DIRECTIONS:
Repeat the material verbatim and drop the pictures.

RECORDS SHOWN:

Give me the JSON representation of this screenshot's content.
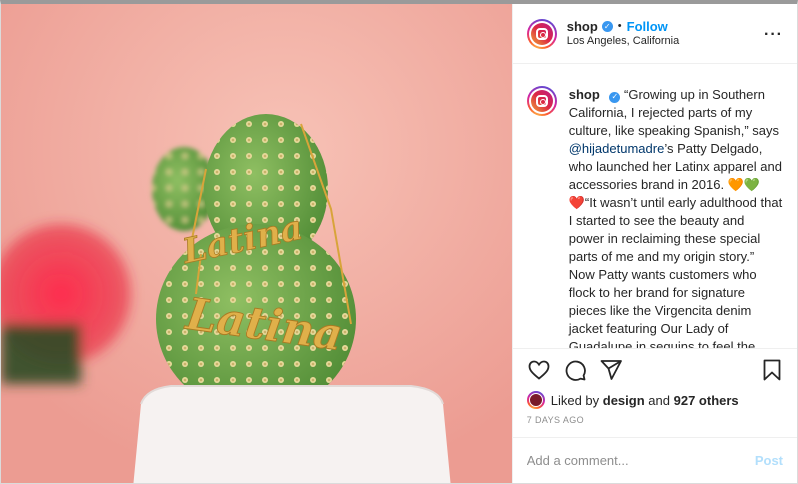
{
  "header": {
    "username": "shop",
    "separator": "•",
    "follow_label": "Follow",
    "location": "Los Angeles, California",
    "more_label": "···"
  },
  "caption": {
    "username": "shop",
    "text_part1": "“Growing up in Southern California, I rejected parts of my culture, like speaking Spanish,” says ",
    "mention": "@hijadetumadre",
    "text_part2": "’s Patty Delgado, who launched her Latinx apparel and accessories brand in 2016. 🧡💚❤️“It wasn’t until early adulthood that I started to see the beauty and power in reclaiming these special parts of me and my origin story.” Now Patty wants customers who flock to her brand for signature pieces like the Virgencita denim jacket featuring Our Lady of Guadalupe in sequins to feel the same sense of pride. “To be Latinx means that you’re constantly juggling two or more cultures,” she says. “And there’s no right one [or] dominant one. I love"
  },
  "icons": {
    "like": "heart-icon",
    "comment": "comment-icon",
    "share": "share-icon",
    "save": "bookmark-icon",
    "verified": "verified-badge-icon"
  },
  "likes": {
    "prefix": "Liked by",
    "user": "design",
    "joiner": "and",
    "count_text": "927 others"
  },
  "timestamp": "7 DAYS AGO",
  "composer": {
    "placeholder": "Add a comment...",
    "post_label": "Post"
  },
  "photo": {
    "necklace_text": "Latina"
  },
  "colors": {
    "accent": "#0095f6",
    "post_disabled": "#b2dffc",
    "verified": "#3897f0"
  }
}
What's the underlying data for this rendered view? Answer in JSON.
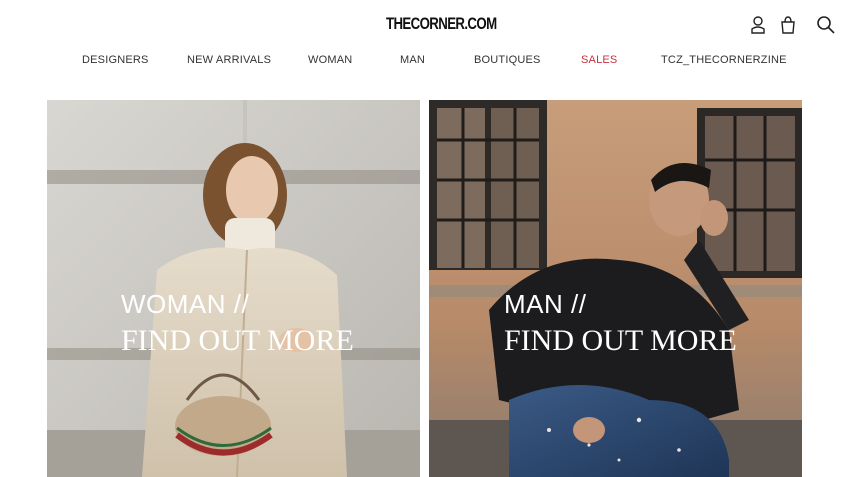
{
  "header": {
    "logo": "THECORNER.COM",
    "icons": [
      "account-icon",
      "shopping-bag-icon",
      "search-icon"
    ]
  },
  "nav": {
    "items": [
      {
        "label": "DESIGNERS"
      },
      {
        "label": "NEW ARRIVALS"
      },
      {
        "label": "WOMAN"
      },
      {
        "label": "MAN"
      },
      {
        "label": "BOUTIQUES"
      },
      {
        "label": "SALES",
        "color": "#c8323c"
      },
      {
        "label": "TCZ_THECORNERZINE"
      }
    ]
  },
  "panels": {
    "woman": {
      "title": "WOMAN //",
      "cta": "FIND OUT MORE"
    },
    "man": {
      "title": "MAN //",
      "cta": "FIND OUT MORE"
    }
  },
  "colors": {
    "accent_sales": "#c8323c",
    "text": "#333333",
    "background": "#ffffff"
  }
}
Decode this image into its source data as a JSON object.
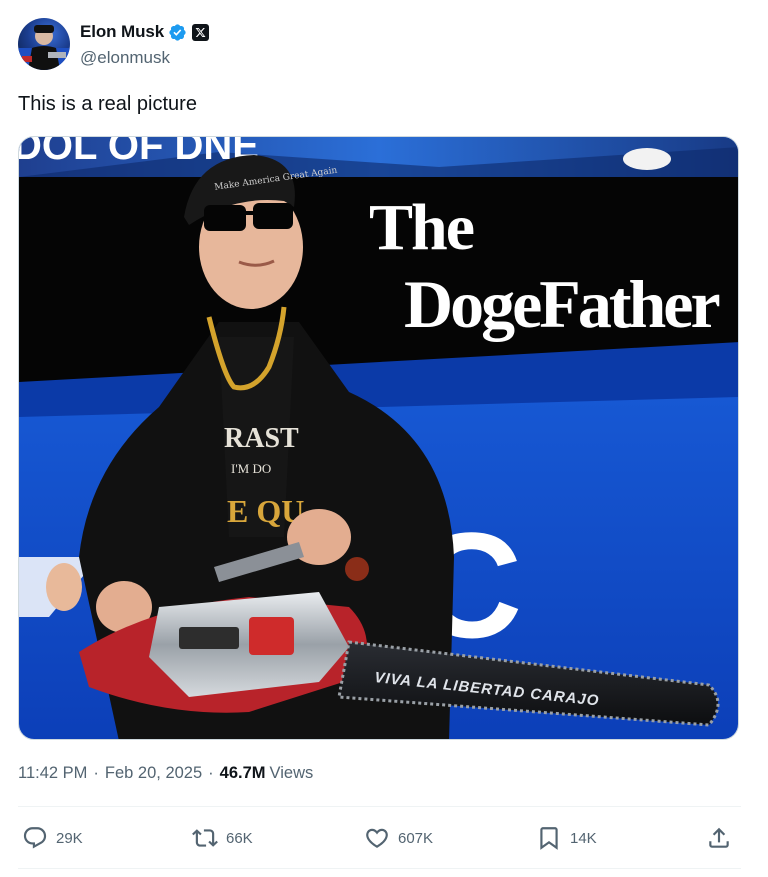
{
  "post": {
    "author": {
      "display_name": "Elon Musk",
      "handle": "@elonmusk",
      "verified_icon": "verified-badge-icon",
      "affiliation_icon": "x-logo-icon"
    },
    "text": "This is a real picture",
    "media": {
      "banner_line_1": "The",
      "banner_line_2": "DogeFather",
      "chainsaw_bar_text": "VIVA LA LIBERTAD CARAJO",
      "top_sign_fragment": "DOL OF DNE",
      "large_letter": "C",
      "hat_text": "Make America Great Again",
      "shirt_line_1": "RAST",
      "shirt_line_2": "I'M DO",
      "shirt_line_3": "E QU"
    },
    "meta": {
      "time": "11:42 PM",
      "sep1": "·",
      "date": "Feb 20, 2025",
      "sep2": "·",
      "views_count": "46.7M",
      "views_label": "Views"
    },
    "actions": {
      "replies": "29K",
      "reposts": "66K",
      "likes": "607K",
      "bookmarks": "14K"
    },
    "colors": {
      "text_primary": "#0f1419",
      "text_secondary": "#536471",
      "verified_blue": "#1d9bf0",
      "divider": "#eff3f4"
    }
  }
}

THE SOLUTION:
Give me the JSON representation of this screenshot's content.
{
  "header": {
    "username": "shop",
    "separator": "•",
    "follow_label": "Follow",
    "location": "Los Angeles, California",
    "more_label": "···"
  },
  "caption": {
    "username": "shop",
    "text_part1": "“Growing up in Southern California, I rejected parts of my culture, like speaking Spanish,” says ",
    "mention": "@hijadetumadre",
    "text_part2": "’s Patty Delgado, who launched her Latinx apparel and accessories brand in 2016. 🧡💚❤️“It wasn’t until early adulthood that I started to see the beauty and power in reclaiming these special parts of me and my origin story.” Now Patty wants customers who flock to her brand for signature pieces like the Virgencita denim jacket featuring Our Lady of Guadalupe in sequins to feel the same sense of pride. “To be Latinx means that you’re constantly juggling two or more cultures,” she says. “And there’s no right one [or] dominant one. I love"
  },
  "icons": {
    "like": "heart-icon",
    "comment": "comment-icon",
    "share": "share-icon",
    "save": "bookmark-icon",
    "verified": "verified-badge-icon"
  },
  "likes": {
    "prefix": "Liked by",
    "user": "design",
    "joiner": "and",
    "count_text": "927 others"
  },
  "timestamp": "7 DAYS AGO",
  "composer": {
    "placeholder": "Add a comment...",
    "post_label": "Post"
  },
  "photo": {
    "necklace_text": "Latina"
  },
  "colors": {
    "accent": "#0095f6",
    "post_disabled": "#b2dffc",
    "verified": "#3897f0"
  }
}
What's the underlying data for this rendered view? Answer in JSON.
{
  "header": {
    "logo": "THECORNER.COM",
    "icons": [
      "account-icon",
      "shopping-bag-icon",
      "search-icon"
    ]
  },
  "nav": {
    "items": [
      {
        "label": "DESIGNERS"
      },
      {
        "label": "NEW ARRIVALS"
      },
      {
        "label": "WOMAN"
      },
      {
        "label": "MAN"
      },
      {
        "label": "BOUTIQUES"
      },
      {
        "label": "SALES",
        "color": "#c8323c"
      },
      {
        "label": "TCZ_THECORNERZINE"
      }
    ]
  },
  "panels": {
    "woman": {
      "title": "WOMAN //",
      "cta": "FIND OUT MORE"
    },
    "man": {
      "title": "MAN //",
      "cta": "FIND OUT MORE"
    }
  },
  "colors": {
    "accent_sales": "#c8323c",
    "text": "#333333",
    "background": "#ffffff"
  }
}
Decode this image into its source data as a JSON object.
{
  "post": {
    "author": {
      "display_name": "Elon Musk",
      "handle": "@elonmusk",
      "verified_icon": "verified-badge-icon",
      "affiliation_icon": "x-logo-icon"
    },
    "text": "This is a real picture",
    "media": {
      "banner_line_1": "The",
      "banner_line_2": "DogeFather",
      "chainsaw_bar_text": "VIVA LA LIBERTAD CARAJO",
      "top_sign_fragment": "DOL OF DNE",
      "large_letter": "C",
      "hat_text": "Make America Great Again",
      "shirt_line_1": "RAST",
      "shirt_line_2": "I'M DO",
      "shirt_line_3": "E QU"
    },
    "meta": {
      "time": "11:42 PM",
      "sep1": "·",
      "date": "Feb 20, 2025",
      "sep2": "·",
      "views_count": "46.7M",
      "views_label": "Views"
    },
    "actions": {
      "replies": "29K",
      "reposts": "66K",
      "likes": "607K",
      "bookmarks": "14K"
    },
    "colors": {
      "text_primary": "#0f1419",
      "text_secondary": "#536471",
      "verified_blue": "#1d9bf0",
      "divider": "#eff3f4"
    }
  }
}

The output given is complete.